• Task material

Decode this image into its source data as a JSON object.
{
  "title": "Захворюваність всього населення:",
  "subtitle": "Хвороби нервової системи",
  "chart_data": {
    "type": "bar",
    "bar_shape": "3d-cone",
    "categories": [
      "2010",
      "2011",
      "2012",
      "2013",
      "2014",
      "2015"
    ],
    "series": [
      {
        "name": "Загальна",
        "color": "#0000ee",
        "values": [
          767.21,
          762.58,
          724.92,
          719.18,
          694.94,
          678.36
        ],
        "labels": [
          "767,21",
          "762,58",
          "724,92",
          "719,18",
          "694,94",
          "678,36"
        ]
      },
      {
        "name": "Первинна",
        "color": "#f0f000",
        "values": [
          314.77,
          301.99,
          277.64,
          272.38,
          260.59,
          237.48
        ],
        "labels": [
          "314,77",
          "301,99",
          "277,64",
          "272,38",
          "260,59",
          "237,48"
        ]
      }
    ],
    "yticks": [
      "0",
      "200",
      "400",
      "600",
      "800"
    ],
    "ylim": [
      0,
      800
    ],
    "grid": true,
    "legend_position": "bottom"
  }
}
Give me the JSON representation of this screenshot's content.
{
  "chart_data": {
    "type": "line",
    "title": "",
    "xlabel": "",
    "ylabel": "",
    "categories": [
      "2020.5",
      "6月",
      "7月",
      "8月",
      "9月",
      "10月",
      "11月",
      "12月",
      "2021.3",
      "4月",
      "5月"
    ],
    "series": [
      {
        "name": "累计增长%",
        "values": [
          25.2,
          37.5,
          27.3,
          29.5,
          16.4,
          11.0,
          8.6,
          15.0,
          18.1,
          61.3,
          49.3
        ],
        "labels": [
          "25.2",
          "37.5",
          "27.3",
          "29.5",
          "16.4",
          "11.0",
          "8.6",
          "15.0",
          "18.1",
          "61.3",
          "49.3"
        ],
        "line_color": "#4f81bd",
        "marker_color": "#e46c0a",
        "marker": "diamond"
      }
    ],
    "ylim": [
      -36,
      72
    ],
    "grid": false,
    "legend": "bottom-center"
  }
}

• Objective
Send back all of the entries exactly, with nothing missing.

• Response below
Decode this image into its source data as a JSON object.
{
  "title": "Захворюваність всього населення:",
  "subtitle": "Хвороби нервової системи",
  "chart_data": {
    "type": "bar",
    "bar_shape": "3d-cone",
    "categories": [
      "2010",
      "2011",
      "2012",
      "2013",
      "2014",
      "2015"
    ],
    "series": [
      {
        "name": "Загальна",
        "color": "#0000ee",
        "values": [
          767.21,
          762.58,
          724.92,
          719.18,
          694.94,
          678.36
        ],
        "labels": [
          "767,21",
          "762,58",
          "724,92",
          "719,18",
          "694,94",
          "678,36"
        ]
      },
      {
        "name": "Первинна",
        "color": "#f0f000",
        "values": [
          314.77,
          301.99,
          277.64,
          272.38,
          260.59,
          237.48
        ],
        "labels": [
          "314,77",
          "301,99",
          "277,64",
          "272,38",
          "260,59",
          "237,48"
        ]
      }
    ],
    "yticks": [
      "0",
      "200",
      "400",
      "600",
      "800"
    ],
    "ylim": [
      0,
      800
    ],
    "grid": true,
    "legend_position": "bottom"
  }
}
Give me the JSON representation of this screenshot's content.
{
  "chart_data": {
    "type": "line",
    "title": "",
    "xlabel": "",
    "ylabel": "",
    "categories": [
      "2020.5",
      "6月",
      "7月",
      "8月",
      "9月",
      "10月",
      "11月",
      "12月",
      "2021.3",
      "4月",
      "5月"
    ],
    "series": [
      {
        "name": "累计增长%",
        "values": [
          25.2,
          37.5,
          27.3,
          29.5,
          16.4,
          11.0,
          8.6,
          15.0,
          18.1,
          61.3,
          49.3
        ],
        "labels": [
          "25.2",
          "37.5",
          "27.3",
          "29.5",
          "16.4",
          "11.0",
          "8.6",
          "15.0",
          "18.1",
          "61.3",
          "49.3"
        ],
        "line_color": "#4f81bd",
        "marker_color": "#e46c0a",
        "marker": "diamond"
      }
    ],
    "ylim": [
      -36,
      72
    ],
    "grid": false,
    "legend": "bottom-center"
  }
}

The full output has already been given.